What you are asked to do
Track down each line that has the word "number" and copy it.

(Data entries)
* START *

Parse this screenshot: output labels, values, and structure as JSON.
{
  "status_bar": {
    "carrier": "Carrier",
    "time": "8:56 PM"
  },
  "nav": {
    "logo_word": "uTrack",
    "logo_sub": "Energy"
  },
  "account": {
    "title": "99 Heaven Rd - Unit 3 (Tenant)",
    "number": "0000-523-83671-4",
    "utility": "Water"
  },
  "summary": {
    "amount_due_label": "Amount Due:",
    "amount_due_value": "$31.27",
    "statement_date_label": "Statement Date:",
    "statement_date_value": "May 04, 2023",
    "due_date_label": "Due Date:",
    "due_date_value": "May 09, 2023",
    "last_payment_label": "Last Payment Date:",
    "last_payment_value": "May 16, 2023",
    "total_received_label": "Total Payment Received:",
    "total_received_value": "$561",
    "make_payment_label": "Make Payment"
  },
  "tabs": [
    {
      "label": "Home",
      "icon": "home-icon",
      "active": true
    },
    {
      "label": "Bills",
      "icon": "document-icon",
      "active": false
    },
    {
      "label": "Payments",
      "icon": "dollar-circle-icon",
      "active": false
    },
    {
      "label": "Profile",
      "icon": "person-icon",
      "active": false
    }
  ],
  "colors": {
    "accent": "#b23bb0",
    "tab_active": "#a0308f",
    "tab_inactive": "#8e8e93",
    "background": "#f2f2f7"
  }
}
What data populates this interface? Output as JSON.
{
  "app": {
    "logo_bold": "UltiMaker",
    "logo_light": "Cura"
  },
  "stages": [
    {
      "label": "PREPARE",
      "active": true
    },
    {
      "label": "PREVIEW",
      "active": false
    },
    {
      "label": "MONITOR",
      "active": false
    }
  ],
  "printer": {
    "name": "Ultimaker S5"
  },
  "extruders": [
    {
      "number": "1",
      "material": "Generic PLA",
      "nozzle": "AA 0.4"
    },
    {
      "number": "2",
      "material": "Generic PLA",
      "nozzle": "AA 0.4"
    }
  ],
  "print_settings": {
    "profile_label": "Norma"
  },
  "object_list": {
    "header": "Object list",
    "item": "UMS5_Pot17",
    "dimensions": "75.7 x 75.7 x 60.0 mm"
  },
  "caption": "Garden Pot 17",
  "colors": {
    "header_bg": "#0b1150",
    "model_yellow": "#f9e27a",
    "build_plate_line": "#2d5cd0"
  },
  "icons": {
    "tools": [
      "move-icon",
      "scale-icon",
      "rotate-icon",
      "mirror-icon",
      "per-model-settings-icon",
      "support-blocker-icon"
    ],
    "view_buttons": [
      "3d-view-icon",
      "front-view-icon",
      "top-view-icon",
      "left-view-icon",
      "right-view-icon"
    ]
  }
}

* END *

Result
    "number": "0000-523-83671-4",
      "number": "1",
      "number": "2",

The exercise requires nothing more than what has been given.